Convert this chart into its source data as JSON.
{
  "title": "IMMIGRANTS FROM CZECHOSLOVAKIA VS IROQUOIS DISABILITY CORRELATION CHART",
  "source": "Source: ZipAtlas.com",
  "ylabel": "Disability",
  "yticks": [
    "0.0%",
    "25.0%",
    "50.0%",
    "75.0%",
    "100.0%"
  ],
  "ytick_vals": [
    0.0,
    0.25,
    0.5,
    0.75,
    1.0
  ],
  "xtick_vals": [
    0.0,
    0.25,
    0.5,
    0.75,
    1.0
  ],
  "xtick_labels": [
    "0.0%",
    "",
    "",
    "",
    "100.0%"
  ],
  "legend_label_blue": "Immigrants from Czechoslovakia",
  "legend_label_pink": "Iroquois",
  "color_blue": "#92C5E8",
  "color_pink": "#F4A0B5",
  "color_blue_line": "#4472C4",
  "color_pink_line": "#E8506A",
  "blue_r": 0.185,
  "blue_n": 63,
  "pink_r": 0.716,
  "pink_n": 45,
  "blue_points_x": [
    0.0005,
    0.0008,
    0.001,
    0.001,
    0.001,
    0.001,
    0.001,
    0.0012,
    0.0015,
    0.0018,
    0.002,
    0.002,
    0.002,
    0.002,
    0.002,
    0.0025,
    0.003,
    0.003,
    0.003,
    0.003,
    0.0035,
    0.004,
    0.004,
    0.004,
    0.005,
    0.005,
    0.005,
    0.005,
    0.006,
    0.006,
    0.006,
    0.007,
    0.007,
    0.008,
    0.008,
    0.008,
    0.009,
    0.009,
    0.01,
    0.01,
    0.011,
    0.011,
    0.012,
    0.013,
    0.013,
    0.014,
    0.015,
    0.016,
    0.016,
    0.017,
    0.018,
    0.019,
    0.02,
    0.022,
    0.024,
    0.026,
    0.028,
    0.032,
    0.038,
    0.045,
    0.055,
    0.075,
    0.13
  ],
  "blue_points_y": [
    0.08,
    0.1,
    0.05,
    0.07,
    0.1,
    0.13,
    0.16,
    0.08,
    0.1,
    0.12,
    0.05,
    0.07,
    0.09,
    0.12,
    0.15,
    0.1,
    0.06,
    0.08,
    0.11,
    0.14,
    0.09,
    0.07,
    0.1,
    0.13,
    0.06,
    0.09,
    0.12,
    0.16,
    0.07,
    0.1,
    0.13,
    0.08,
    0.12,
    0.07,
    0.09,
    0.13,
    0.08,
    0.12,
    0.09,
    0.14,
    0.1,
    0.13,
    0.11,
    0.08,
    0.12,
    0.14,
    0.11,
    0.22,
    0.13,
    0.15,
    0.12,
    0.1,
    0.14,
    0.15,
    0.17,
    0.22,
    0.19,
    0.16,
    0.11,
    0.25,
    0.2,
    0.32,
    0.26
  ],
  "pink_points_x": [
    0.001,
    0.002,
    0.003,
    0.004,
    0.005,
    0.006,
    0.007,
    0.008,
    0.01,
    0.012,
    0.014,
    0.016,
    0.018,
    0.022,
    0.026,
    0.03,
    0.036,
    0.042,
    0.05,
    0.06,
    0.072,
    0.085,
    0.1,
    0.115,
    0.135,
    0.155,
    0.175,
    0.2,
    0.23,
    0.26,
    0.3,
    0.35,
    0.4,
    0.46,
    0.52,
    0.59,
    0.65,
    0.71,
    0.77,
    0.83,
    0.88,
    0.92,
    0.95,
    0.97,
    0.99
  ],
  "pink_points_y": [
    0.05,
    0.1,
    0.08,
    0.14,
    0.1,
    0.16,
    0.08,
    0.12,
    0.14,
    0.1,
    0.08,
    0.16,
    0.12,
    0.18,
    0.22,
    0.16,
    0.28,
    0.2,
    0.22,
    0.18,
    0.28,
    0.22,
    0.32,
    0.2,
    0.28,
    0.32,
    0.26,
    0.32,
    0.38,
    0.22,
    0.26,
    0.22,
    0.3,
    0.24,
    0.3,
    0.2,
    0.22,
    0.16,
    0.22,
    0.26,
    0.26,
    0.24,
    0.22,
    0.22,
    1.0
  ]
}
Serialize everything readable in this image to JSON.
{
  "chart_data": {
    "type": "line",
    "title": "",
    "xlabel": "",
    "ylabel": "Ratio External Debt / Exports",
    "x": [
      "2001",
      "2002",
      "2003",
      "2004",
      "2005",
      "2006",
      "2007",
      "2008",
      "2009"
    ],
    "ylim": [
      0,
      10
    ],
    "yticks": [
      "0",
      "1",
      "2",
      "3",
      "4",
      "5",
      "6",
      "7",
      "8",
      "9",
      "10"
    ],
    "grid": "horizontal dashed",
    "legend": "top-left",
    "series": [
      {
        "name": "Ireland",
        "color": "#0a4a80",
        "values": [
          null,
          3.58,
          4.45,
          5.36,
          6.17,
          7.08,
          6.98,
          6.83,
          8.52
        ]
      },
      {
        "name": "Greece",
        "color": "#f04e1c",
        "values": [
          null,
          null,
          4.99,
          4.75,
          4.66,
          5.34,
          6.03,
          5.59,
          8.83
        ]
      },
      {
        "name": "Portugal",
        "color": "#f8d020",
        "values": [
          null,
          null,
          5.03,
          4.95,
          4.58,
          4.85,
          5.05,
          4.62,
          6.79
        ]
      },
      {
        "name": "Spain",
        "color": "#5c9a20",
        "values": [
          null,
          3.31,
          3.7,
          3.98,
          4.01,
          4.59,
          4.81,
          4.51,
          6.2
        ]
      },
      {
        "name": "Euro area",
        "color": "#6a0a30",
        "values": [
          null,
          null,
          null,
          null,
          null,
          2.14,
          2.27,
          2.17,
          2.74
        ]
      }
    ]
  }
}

---------------

> **Set task**
Output the full listing exactly as it stands.

> **Task output**
Convert this chart into its source data as JSON.
{
  "title": "IMMIGRANTS FROM CZECHOSLOVAKIA VS IROQUOIS DISABILITY CORRELATION CHART",
  "source": "Source: ZipAtlas.com",
  "ylabel": "Disability",
  "yticks": [
    "0.0%",
    "25.0%",
    "50.0%",
    "75.0%",
    "100.0%"
  ],
  "ytick_vals": [
    0.0,
    0.25,
    0.5,
    0.75,
    1.0
  ],
  "xtick_vals": [
    0.0,
    0.25,
    0.5,
    0.75,
    1.0
  ],
  "xtick_labels": [
    "0.0%",
    "",
    "",
    "",
    "100.0%"
  ],
  "legend_label_blue": "Immigrants from Czechoslovakia",
  "legend_label_pink": "Iroquois",
  "color_blue": "#92C5E8",
  "color_pink": "#F4A0B5",
  "color_blue_line": "#4472C4",
  "color_pink_line": "#E8506A",
  "blue_r": 0.185,
  "blue_n": 63,
  "pink_r": 0.716,
  "pink_n": 45,
  "blue_points_x": [
    0.0005,
    0.0008,
    0.001,
    0.001,
    0.001,
    0.001,
    0.001,
    0.0012,
    0.0015,
    0.0018,
    0.002,
    0.002,
    0.002,
    0.002,
    0.002,
    0.0025,
    0.003,
    0.003,
    0.003,
    0.003,
    0.0035,
    0.004,
    0.004,
    0.004,
    0.005,
    0.005,
    0.005,
    0.005,
    0.006,
    0.006,
    0.006,
    0.007,
    0.007,
    0.008,
    0.008,
    0.008,
    0.009,
    0.009,
    0.01,
    0.01,
    0.011,
    0.011,
    0.012,
    0.013,
    0.013,
    0.014,
    0.015,
    0.016,
    0.016,
    0.017,
    0.018,
    0.019,
    0.02,
    0.022,
    0.024,
    0.026,
    0.028,
    0.032,
    0.038,
    0.045,
    0.055,
    0.075,
    0.13
  ],
  "blue_points_y": [
    0.08,
    0.1,
    0.05,
    0.07,
    0.1,
    0.13,
    0.16,
    0.08,
    0.1,
    0.12,
    0.05,
    0.07,
    0.09,
    0.12,
    0.15,
    0.1,
    0.06,
    0.08,
    0.11,
    0.14,
    0.09,
    0.07,
    0.1,
    0.13,
    0.06,
    0.09,
    0.12,
    0.16,
    0.07,
    0.1,
    0.13,
    0.08,
    0.12,
    0.07,
    0.09,
    0.13,
    0.08,
    0.12,
    0.09,
    0.14,
    0.1,
    0.13,
    0.11,
    0.08,
    0.12,
    0.14,
    0.11,
    0.22,
    0.13,
    0.15,
    0.12,
    0.1,
    0.14,
    0.15,
    0.17,
    0.22,
    0.19,
    0.16,
    0.11,
    0.25,
    0.2,
    0.32,
    0.26
  ],
  "pink_points_x": [
    0.001,
    0.002,
    0.003,
    0.004,
    0.005,
    0.006,
    0.007,
    0.008,
    0.01,
    0.012,
    0.014,
    0.016,
    0.018,
    0.022,
    0.026,
    0.03,
    0.036,
    0.042,
    0.05,
    0.06,
    0.072,
    0.085,
    0.1,
    0.115,
    0.135,
    0.155,
    0.175,
    0.2,
    0.23,
    0.26,
    0.3,
    0.35,
    0.4,
    0.46,
    0.52,
    0.59,
    0.65,
    0.71,
    0.77,
    0.83,
    0.88,
    0.92,
    0.95,
    0.97,
    0.99
  ],
  "pink_points_y": [
    0.05,
    0.1,
    0.08,
    0.14,
    0.1,
    0.16,
    0.08,
    0.12,
    0.14,
    0.1,
    0.08,
    0.16,
    0.12,
    0.18,
    0.22,
    0.16,
    0.28,
    0.2,
    0.22,
    0.18,
    0.28,
    0.22,
    0.32,
    0.2,
    0.28,
    0.32,
    0.26,
    0.32,
    0.38,
    0.22,
    0.26,
    0.22,
    0.3,
    0.24,
    0.3,
    0.2,
    0.22,
    0.16,
    0.22,
    0.26,
    0.26,
    0.24,
    0.22,
    0.22,
    1.0
  ]
}
Serialize everything readable in this image to JSON.
{
  "chart_data": {
    "type": "line",
    "title": "",
    "xlabel": "",
    "ylabel": "Ratio External Debt / Exports",
    "x": [
      "2001",
      "2002",
      "2003",
      "2004",
      "2005",
      "2006",
      "2007",
      "2008",
      "2009"
    ],
    "ylim": [
      0,
      10
    ],
    "yticks": [
      "0",
      "1",
      "2",
      "3",
      "4",
      "5",
      "6",
      "7",
      "8",
      "9",
      "10"
    ],
    "grid": "horizontal dashed",
    "legend": "top-left",
    "series": [
      {
        "name": "Ireland",
        "color": "#0a4a80",
        "values": [
          null,
          3.58,
          4.45,
          5.36,
          6.17,
          7.08,
          6.98,
          6.83,
          8.52
        ]
      },
      {
        "name": "Greece",
        "color": "#f04e1c",
        "values": [
          null,
          null,
          4.99,
          4.75,
          4.66,
          5.34,
          6.03,
          5.59,
          8.83
        ]
      },
      {
        "name": "Portugal",
        "color": "#f8d020",
        "values": [
          null,
          null,
          5.03,
          4.95,
          4.58,
          4.85,
          5.05,
          4.62,
          6.79
        ]
      },
      {
        "name": "Spain",
        "color": "#5c9a20",
        "values": [
          null,
          3.31,
          3.7,
          3.98,
          4.01,
          4.59,
          4.81,
          4.51,
          6.2
        ]
      },
      {
        "name": "Euro area",
        "color": "#6a0a30",
        "values": [
          null,
          null,
          null,
          null,
          null,
          2.14,
          2.27,
          2.17,
          2.74
        ]
      }
    ]
  }
}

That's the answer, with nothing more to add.